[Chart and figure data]

......

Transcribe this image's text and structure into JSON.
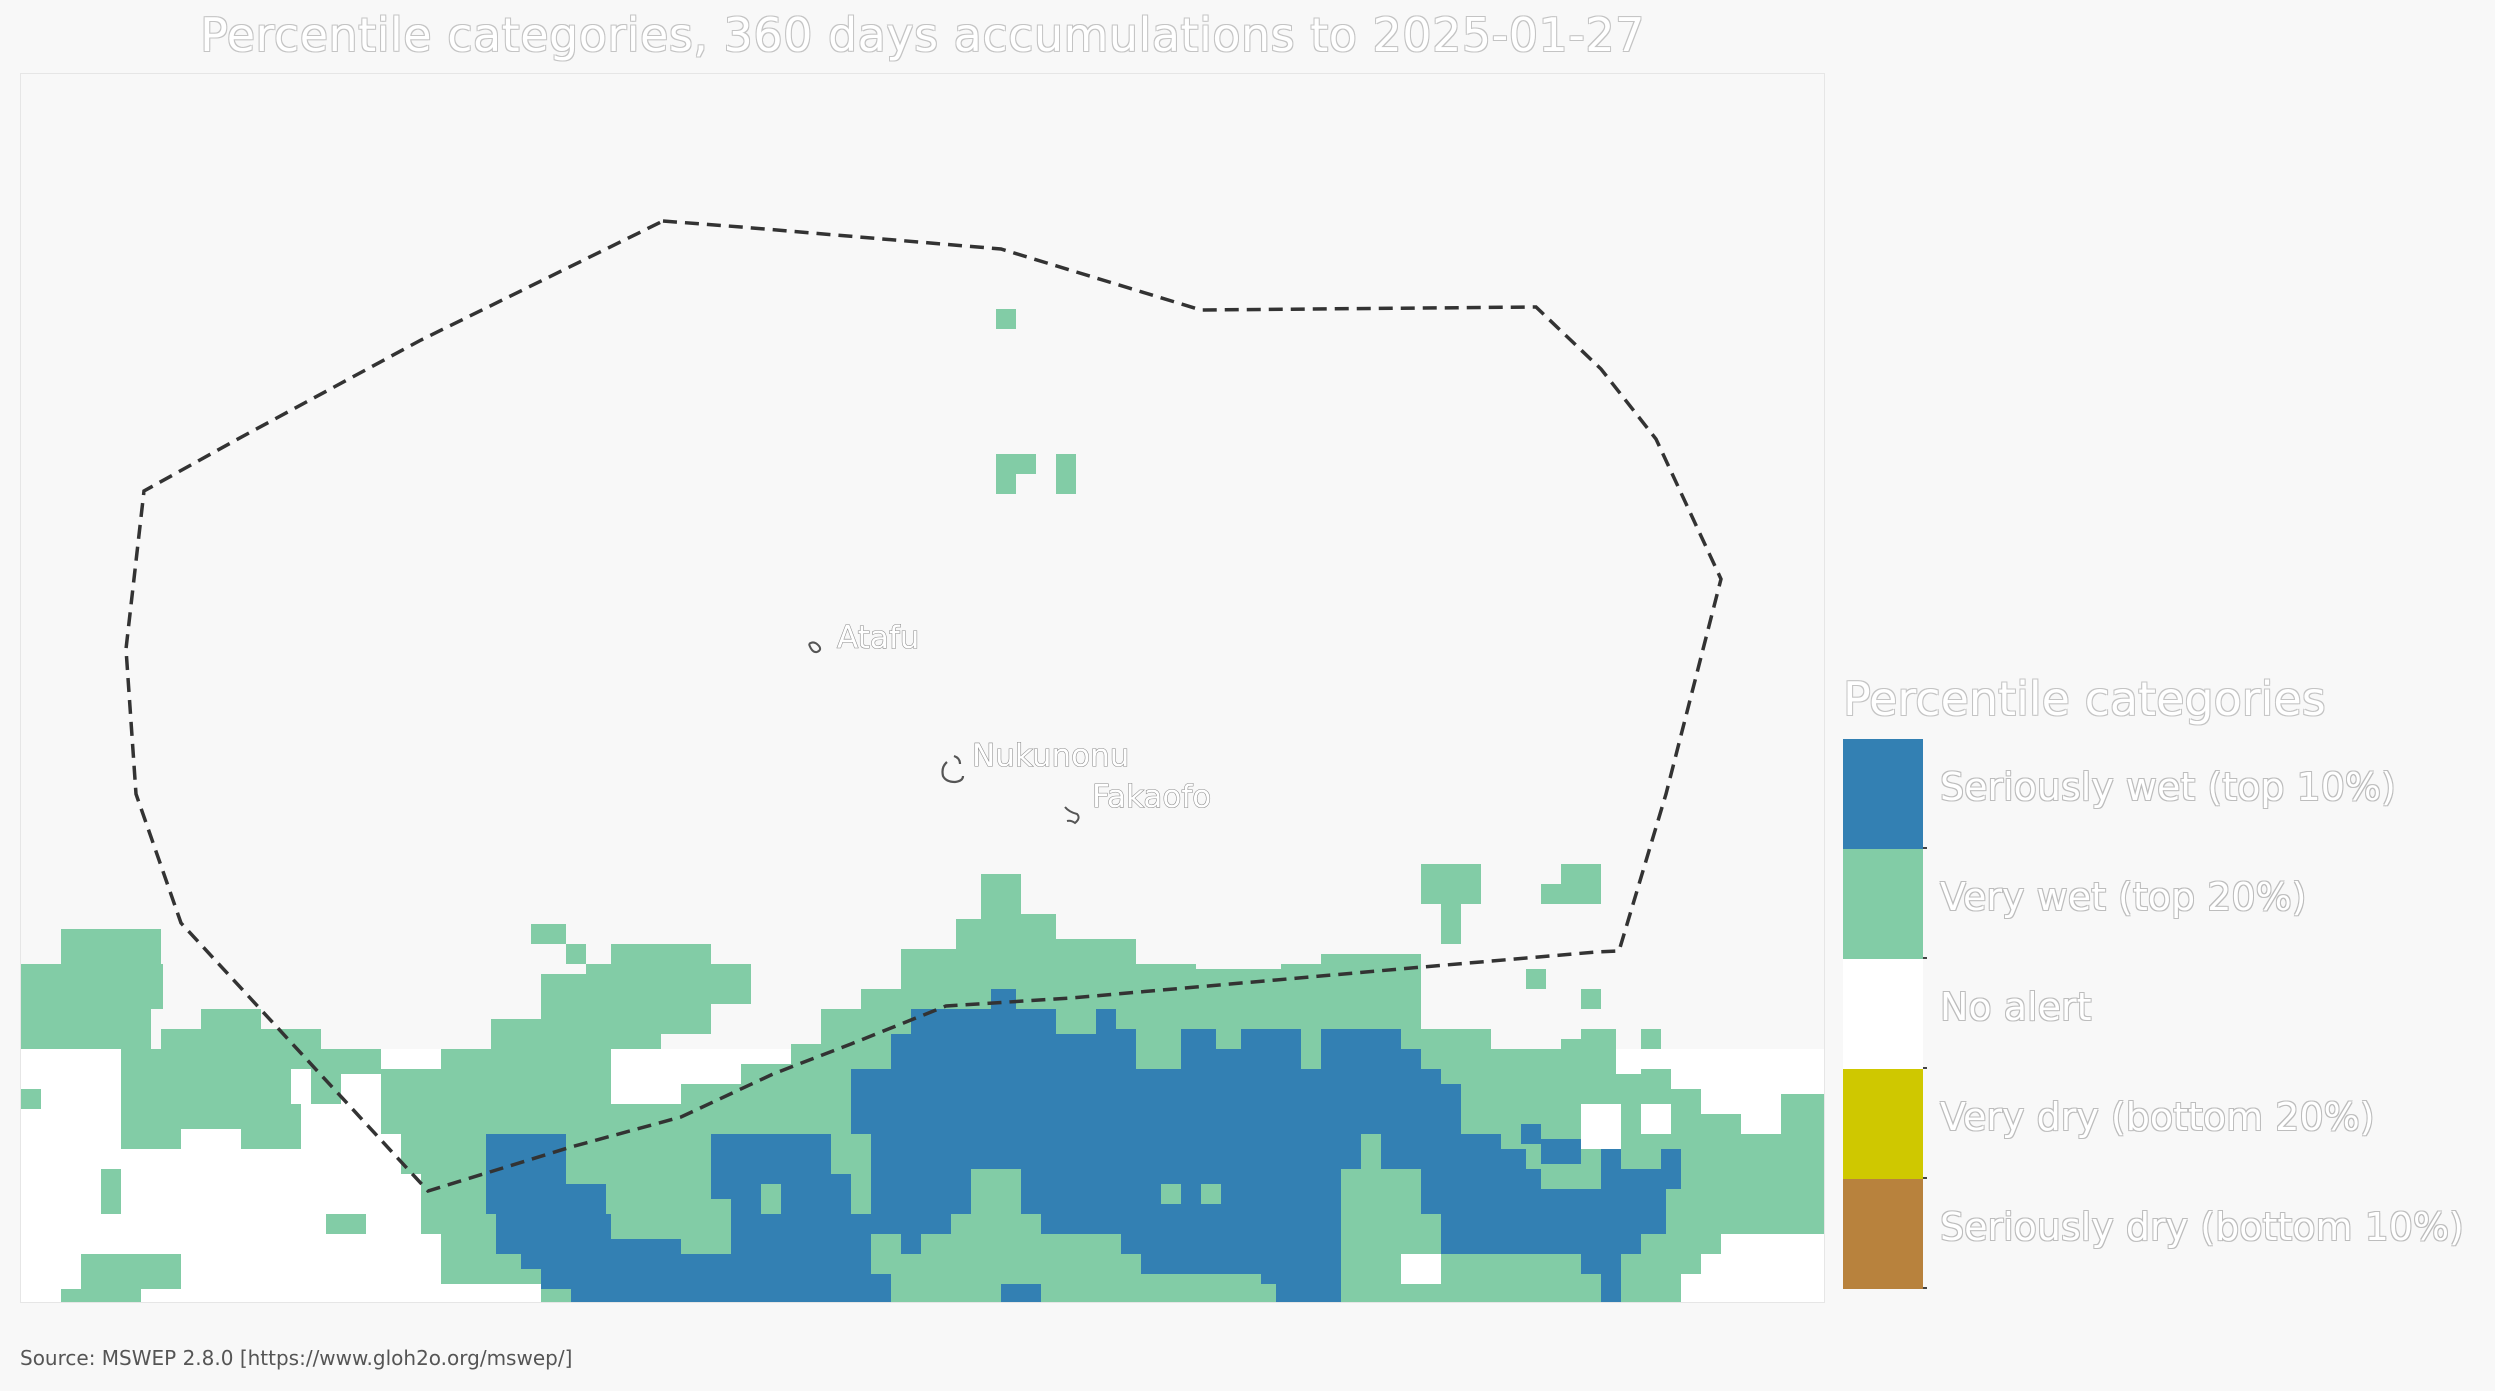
{
  "title": "Percentile categories, 360 days accumulations to 2025-01-27",
  "source": "Source: MSWEP 2.8.0 [https://www.gloh2o.org/mswep/]",
  "legend": {
    "title": "Percentile categories",
    "items": [
      {
        "label": "Seriously wet (top 10%)",
        "color": "#3380b3"
      },
      {
        "label": "Very wet (top 20%)",
        "color": "#82cca6"
      },
      {
        "label": "No alert",
        "color": "#ffffff"
      },
      {
        "label": "Very dry (bottom 20%)",
        "color": "#cfc800"
      },
      {
        "label": "Seriously dry (bottom 10%)",
        "color": "#b8823d"
      }
    ]
  },
  "places": [
    {
      "name": "Atafu"
    },
    {
      "name": "Nukunonu"
    },
    {
      "name": "Fakaofo"
    }
  ],
  "colors": {
    "background": "#f8f8f8",
    "boundary": "#333333",
    "seriously_wet": "#3380b3",
    "very_wet": "#82cca6",
    "no_alert": "#ffffff"
  }
}
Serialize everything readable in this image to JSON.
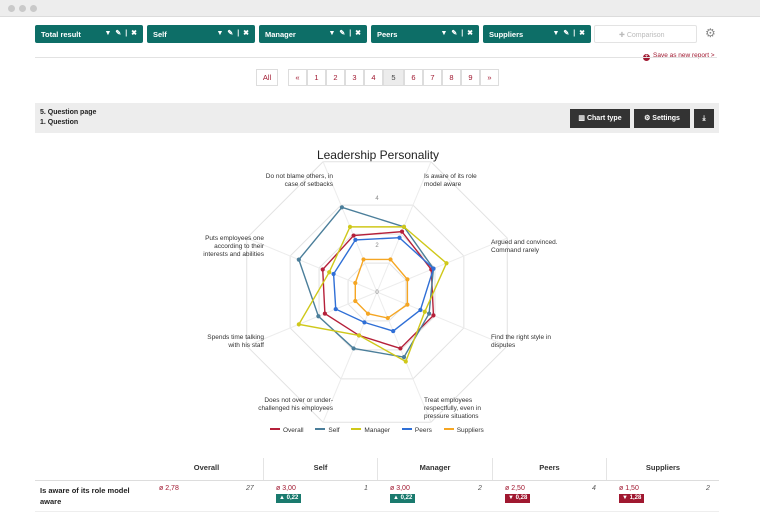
{
  "filters": [
    {
      "label": "Total result"
    },
    {
      "label": "Self"
    },
    {
      "label": "Manager"
    },
    {
      "label": "Peers"
    },
    {
      "label": "Suppliers"
    }
  ],
  "comparison_placeholder": "Comparison",
  "save_label": "Save as new report >",
  "pagination": {
    "all": "All",
    "prev": "«",
    "next": "»",
    "pages": [
      "1",
      "2",
      "3",
      "4",
      "5",
      "6",
      "7",
      "8",
      "9"
    ],
    "current": "5"
  },
  "question": {
    "page": "5. Question page",
    "title": "1. Question"
  },
  "buttons": {
    "chart_type": "Chart type",
    "settings": "Settings"
  },
  "chart_data": {
    "type": "radar",
    "title": "Leadership Personality",
    "axes": [
      "Is aware of its role model aware",
      "Argued and convinced. Command rarely",
      "Find the right style in disputes",
      "Treat employees respectfully, even in pressure situations",
      "Does not over or under-challenged his employees",
      "Spends time talking with his staff",
      "Puts employees one according to their interests and abilities",
      "Do not blame others, in case of setbacks"
    ],
    "scale_labels": [
      "0",
      "2",
      "4"
    ],
    "rmax": 4,
    "series": [
      {
        "name": "Overall",
        "color": "#b5203a",
        "values": [
          2.78,
          2.5,
          2.6,
          2.6,
          2.0,
          2.4,
          2.5,
          2.6
        ]
      },
      {
        "name": "Self",
        "color": "#4b7e9a",
        "values": [
          3.0,
          2.6,
          2.4,
          3.0,
          2.6,
          2.7,
          3.6,
          3.9
        ]
      },
      {
        "name": "Manager",
        "color": "#cfc81a",
        "values": [
          3.0,
          3.2,
          2.2,
          3.2,
          2.0,
          3.6,
          2.2,
          3.0
        ]
      },
      {
        "name": "Peers",
        "color": "#2f6fd6",
        "values": [
          2.5,
          2.6,
          2.0,
          1.8,
          1.4,
          1.9,
          2.0,
          2.4
        ]
      },
      {
        "name": "Suppliers",
        "color": "#f5a623",
        "values": [
          1.5,
          1.4,
          1.4,
          1.2,
          1.0,
          1.0,
          1.0,
          1.5
        ]
      }
    ]
  },
  "table": {
    "headers": [
      "Overall",
      "Self",
      "Manager",
      "Peers",
      "Suppliers"
    ],
    "row_label": "Is aware of its role model aware",
    "cells": [
      {
        "avg": "ø 2,78",
        "count": "27",
        "delta": ""
      },
      {
        "avg": "ø 3,00",
        "count": "1",
        "delta": "▲ 0,22"
      },
      {
        "avg": "ø 3,00",
        "count": "2",
        "delta": "▲ 0,22"
      },
      {
        "avg": "ø 2,50",
        "count": "4",
        "delta": "▼ 0,28"
      },
      {
        "avg": "ø 1,50",
        "count": "2",
        "delta": "▼ 1,28"
      }
    ]
  },
  "colors": {
    "teal": "#0d6e67",
    "accent": "#a01830",
    "green": "#1a7a6e"
  }
}
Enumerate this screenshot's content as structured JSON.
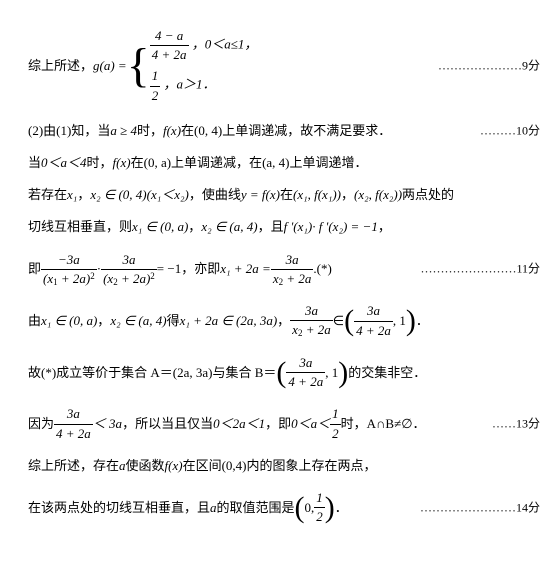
{
  "summary_label": "综上所述，",
  "g_expr": "g(a) =",
  "case1_cond": "，0＜a≤1，",
  "case2_cond": "，a＞1．",
  "case1_num": "4 − a",
  "case1_den": "4 + 2a",
  "case2_num": "1",
  "case2_den": "2",
  "score9": "…………………9分",
  "line2_t1": "(2)由(1)知，当 ",
  "line2_m1": "a ≥ 4",
  "line2_t2": "时，",
  "line2_m2": "f(x)",
  "line2_t3": "在",
  "line2_m3": "(0, 4)",
  "line2_t4": "上单调递减，故不满足要求．",
  "score10": "………10分",
  "line3_t1": "当",
  "line3_m1": "0＜a＜4",
  "line3_t2": "时，",
  "line3_m2": "f(x)",
  "line3_t3": "在",
  "line3_m3": "(0, a)",
  "line3_t4": "上单调递减，在",
  "line3_m4": "(a, 4)",
  "line3_t5": "上单调递增．",
  "line4_t1": "若存在",
  "line4_m1": "x₁",
  "line4_t2": "，",
  "line4_m2": "x₂ ∈ (0, 4)",
  "line4_m3": " (x₁＜x₂)",
  "line4_t3": "，使曲线",
  "line4_m4": "y = f(x)",
  "line4_t4": "在",
  "line4_m5": "(x₁, f(x₁))",
  "line4_t5": "，",
  "line4_m6": "(x₂, f(x₂))",
  "line4_t6": "两点处的",
  "line5_t1": "切线互相垂直，则",
  "line5_m1": "x₁ ∈ (0, a)",
  "line5_t2": "，",
  "line5_m2": "x₂ ∈ (a, 4)",
  "line5_t3": "，且",
  "line5_m3": "f '(x₁)· f '(x₂) = −1",
  "line5_t4": "，",
  "line6_t1": "即 ",
  "f1_num": "−3a",
  "f1_den_l": "(x",
  "f1_den_sub": "1",
  "f1_den_r": " + 2a)",
  "f1_den_sup": "2",
  "mid_dot": " · ",
  "f2_num": "3a",
  "f2_den_l": "(x",
  "f2_den_sub": "2",
  "f2_den_r": " + 2a)",
  "eq_neg1": " = −1",
  "line6_t2": "，亦即 ",
  "line6_m2": "x₁ + 2a = ",
  "f3_num": "3a",
  "f3_den_l": "x",
  "f3_den_sub": "2",
  "f3_den_r": " + 2a",
  "star": " .(*)",
  "score11": "……………………11分",
  "line7_t1": "由",
  "line7_m1": "x₁ ∈ (0, a)",
  "line7_t2": "，",
  "line7_m2": "x₂ ∈ (a, 4)",
  "line7_t3": "得",
  "line7_m3": "x₁ + 2a ∈ (2a, 3a)",
  "line7_t4": " ，",
  "f4_num": "3a",
  "f4_den_l": "x",
  "f4_den_sub": "2",
  "f4_den_r": " + 2a",
  "in_big": " ∈ ",
  "f5_num": "3a",
  "f5_den": "4 + 2a",
  "one_close": ", 1",
  "period": "．",
  "line8_t1": "故(*)成立等价于集合 A＝",
  "line8_m1": "(2a, 3a)",
  "line8_t2": " 与集合 B＝",
  "line8_t3": "的交集非空．",
  "line9_t1": "因为 ",
  "lt3a": " ＜ 3a",
  "line9_t2": "，所以当且仅当",
  "line9_m1": "0＜2a＜1",
  "line9_t3": "，即",
  "line9_m2": "0＜a＜",
  "half_num": "1",
  "half_den": "2",
  "line9_t4": "时，A∩B≠∅．",
  "score13": "……13分",
  "line10_t1": "综上所述，存在",
  "line10_m1": "a",
  "line10_t2": "使函数",
  "line10_m2": "f(x)",
  "line10_t3": "在区间(0,4)内的图象上存在两点，",
  "line11_t1": "在该两点处的切线互相垂直，且",
  "line11_m1": "a",
  "line11_t2": "的取值范围是",
  "zero_open": "0, ",
  "score14": "……………………14分"
}
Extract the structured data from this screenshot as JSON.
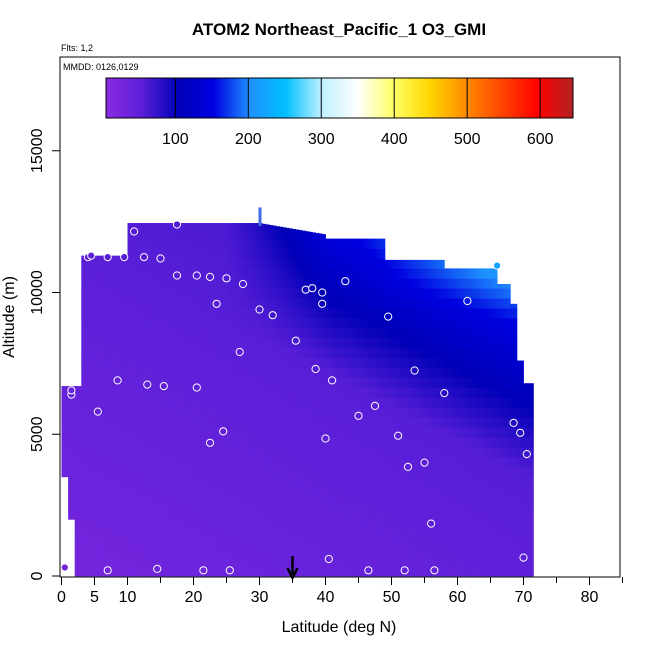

......

• Exercise prompt
Examine the records and pull out every line where the string "image" occurs.

• Exercise response
Transcribe this image's text and structure into JSON.
Serialize everything readable in this image to JSON.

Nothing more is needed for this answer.